Pictures do not belong in your copy. Repeat all the other data exactly.

## START RECORD EXCERPTS

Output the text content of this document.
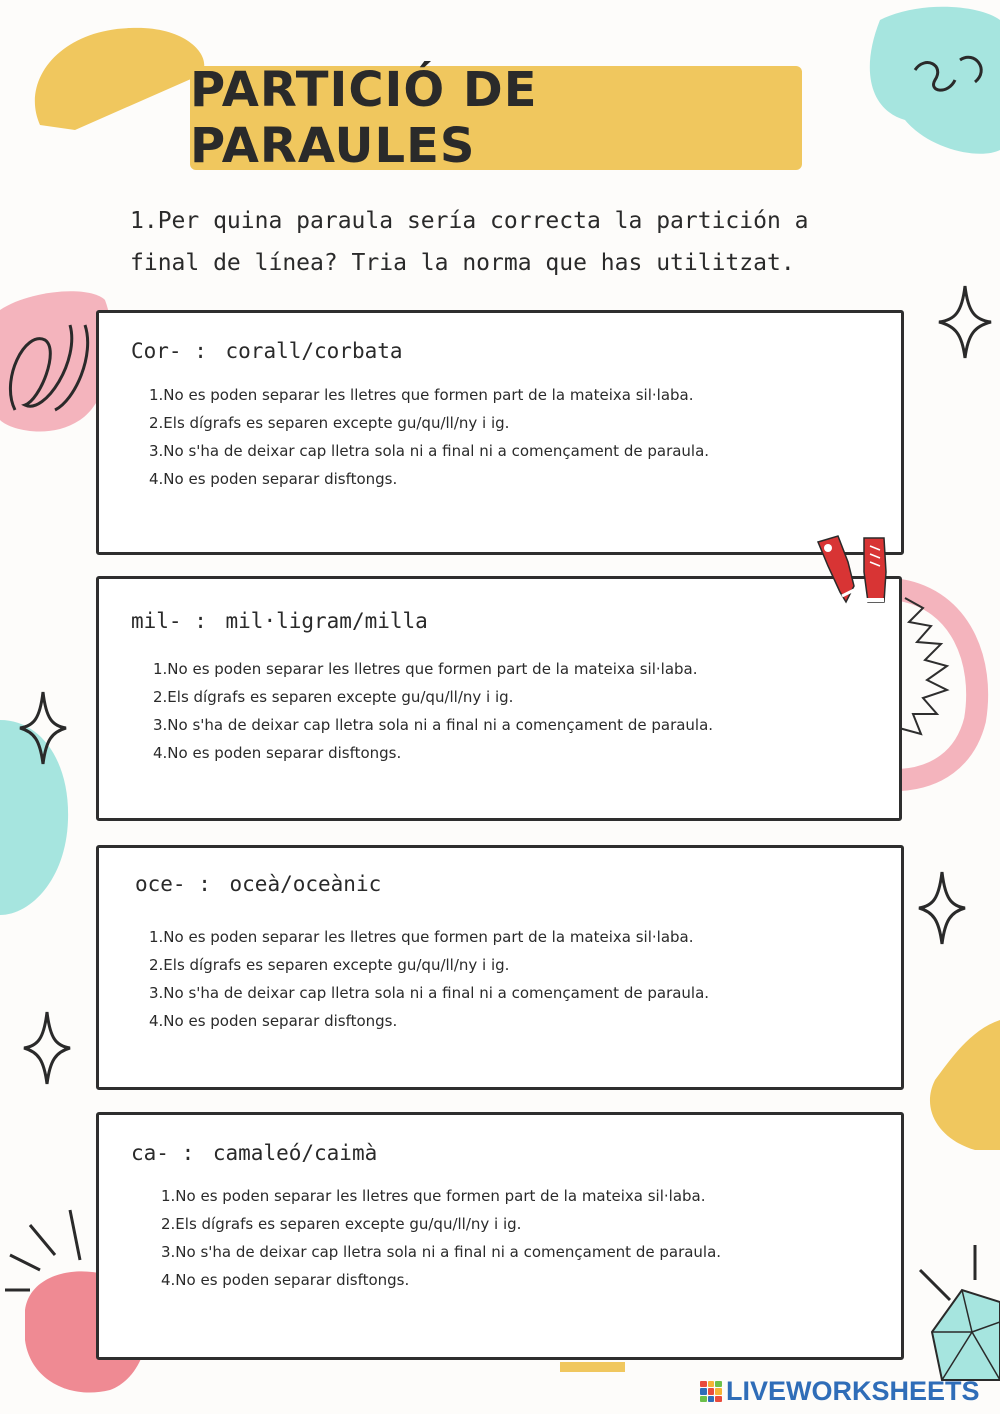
PARTICIÓ DE PARAULES
1.Per quina paraula sería correcta la partición a
final de línea? Tria la norma que has utilitzat.
Cor- : corall/corbata
1.No es poden separar les lletres que formen part de la mateixa sil·laba.
2.Els dígrafs es separen excepte gu/qu/ll/ny i ig.
3.No s'ha de deixar cap lletra sola ni a final ni a començament de paraula.
4.No es poden separar disftongs.
mil- : mil·ligram/milla
1.No es poden separar les lletres que formen part de la mateixa sil·laba.
2.Els dígrafs es separen excepte gu/qu/ll/ny i ig.
3.No s'ha de deixar cap lletra sola ni a final ni a començament de paraula.
4.No es poden separar disftongs.
oce- : oceà/oceànic
1.No es poden separar les lletres que formen part de la mateixa sil·laba.
2.Els dígrafs es separen excepte gu/qu/ll/ny i ig.
3.No s'ha de deixar cap lletra sola ni a final ni a començament de paraula.
4.No es poden separar disftongs.
ca- : camaleó/caimà
1.No es poden separar les lletres que formen part de la mateixa sil·laba.
2.Els dígrafs es separen excepte gu/qu/ll/ny i ig.
3.No s'ha de deixar cap lletra sola ni a final ni a començament de paraula.
4.No es poden separar disftongs.
LIVEWORKSHEETS
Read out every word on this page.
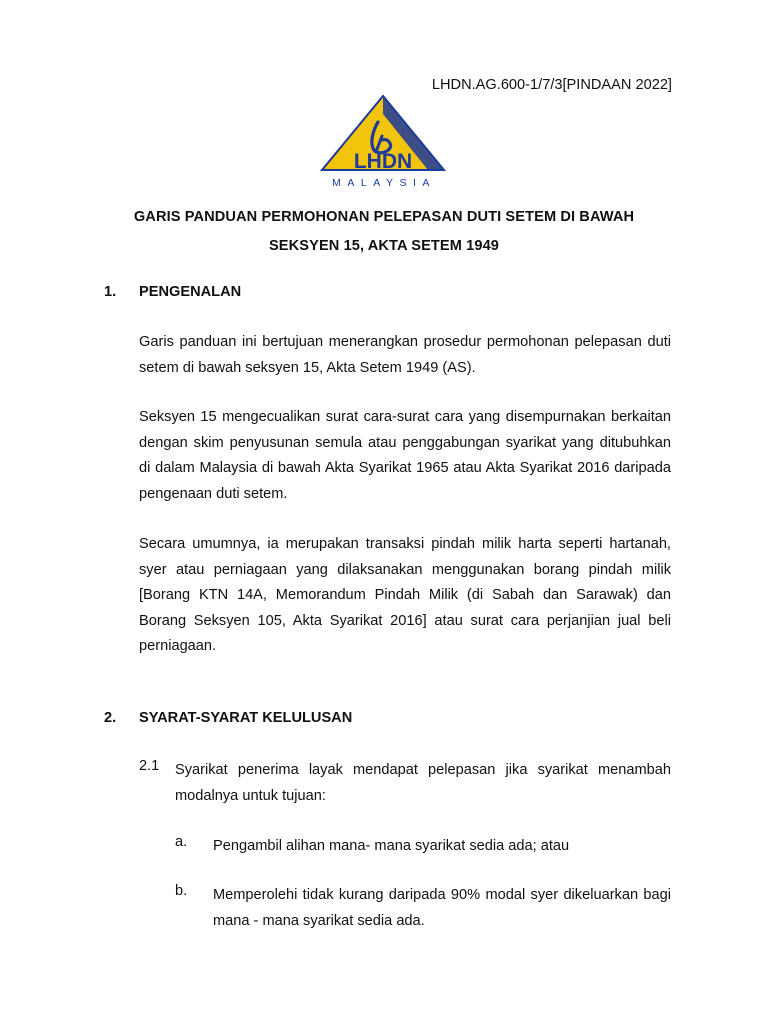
LHDN.AG.600-1/7/3[PINDAAN 2022]
LHDN
MALAYSIA
GARIS PANDUAN PERMOHONAN PELEPASAN DUTI SETEM DI BAWAH
SEKSYEN 15, AKTA SETEM 1949
1. PENGENALAN
Garis panduan ini bertujuan menerangkan prosedur permohonan pelepasan duti setem di bawah seksyen 15, Akta Setem 1949 (AS).
Seksyen 15 mengecualikan surat cara-surat cara yang disempurnakan berkaitan dengan skim penyusunan semula atau penggabungan syarikat yang ditubuhkan di dalam Malaysia di bawah Akta Syarikat 1965 atau Akta Syarikat 2016 daripada pengenaan duti setem.
Secara umumnya, ia merupakan transaksi pindah milik harta seperti hartanah, syer atau perniagaan yang dilaksanakan menggunakan borang pindah milik [Borang KTN 14A, Memorandum Pindah Milik (di Sabah dan Sarawak) dan Borang Seksyen 105, Akta Syarikat 2016] atau surat cara perjanjian jual beli perniagaan.
2. SYARAT-SYARAT KELULUSAN
2.1 Syarikat penerima layak mendapat pelepasan jika syarikat menambah modalnya untuk tujuan:
a. Pengambil alihan mana- mana syarikat sedia ada; atau
b. Memperolehi tidak kurang daripada 90% modal syer dikeluarkan bagi mana - mana syarikat sedia ada.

## END RECORD EXCERPTS

**PROBLEM SOLUTION:**
Output the text content of this document.
PARTICIÓ DE PARAULES
1.Per quina paraula sería correcta la partición a
final de línea? Tria la norma que has utilitzat.
Cor- : corall/corbata
1.No es poden separar les lletres que formen part de la mateixa sil·laba.
2.Els dígrafs es separen excepte gu/qu/ll/ny i ig.
3.No s'ha de deixar cap lletra sola ni a final ni a començament de paraula.
4.No es poden separar disftongs.
mil- : mil·ligram/milla
1.No es poden separar les lletres que formen part de la mateixa sil·laba.
2.Els dígrafs es separen excepte gu/qu/ll/ny i ig.
3.No s'ha de deixar cap lletra sola ni a final ni a començament de paraula.
4.No es poden separar disftongs.
oce- : oceà/oceànic
1.No es poden separar les lletres que formen part de la mateixa sil·laba.
2.Els dígrafs es separen excepte gu/qu/ll/ny i ig.
3.No s'ha de deixar cap lletra sola ni a final ni a començament de paraula.
4.No es poden separar disftongs.
ca- : camaleó/caimà
1.No es poden separar les lletres que formen part de la mateixa sil·laba.
2.Els dígrafs es separen excepte gu/qu/ll/ny i ig.
3.No s'ha de deixar cap lletra sola ni a final ni a començament de paraula.
4.No es poden separar disftongs.
LIVEWORKSHEETS
Read out every word on this page.
LHDN.AG.600-1/7/3[PINDAAN 2022]
LHDN
MALAYSIA
GARIS PANDUAN PERMOHONAN PELEPASAN DUTI SETEM DI BAWAH
SEKSYEN 15, AKTA SETEM 1949
1. PENGENALAN
Garis panduan ini bertujuan menerangkan prosedur permohonan pelepasan duti setem di bawah seksyen 15, Akta Setem 1949 (AS).
Seksyen 15 mengecualikan surat cara-surat cara yang disempurnakan berkaitan dengan skim penyusunan semula atau penggabungan syarikat yang ditubuhkan di dalam Malaysia di bawah Akta Syarikat 1965 atau Akta Syarikat 2016 daripada pengenaan duti setem.
Secara umumnya, ia merupakan transaksi pindah milik harta seperti hartanah, syer atau perniagaan yang dilaksanakan menggunakan borang pindah milik [Borang KTN 14A, Memorandum Pindah Milik (di Sabah dan Sarawak) dan Borang Seksyen 105, Akta Syarikat 2016] atau surat cara perjanjian jual beli perniagaan.
2. SYARAT-SYARAT KELULUSAN
2.1 Syarikat penerima layak mendapat pelepasan jika syarikat menambah modalnya untuk tujuan:
a. Pengambil alihan mana- mana syarikat sedia ada; atau
b. Memperolehi tidak kurang daripada 90% modal syer dikeluarkan bagi mana - mana syarikat sedia ada.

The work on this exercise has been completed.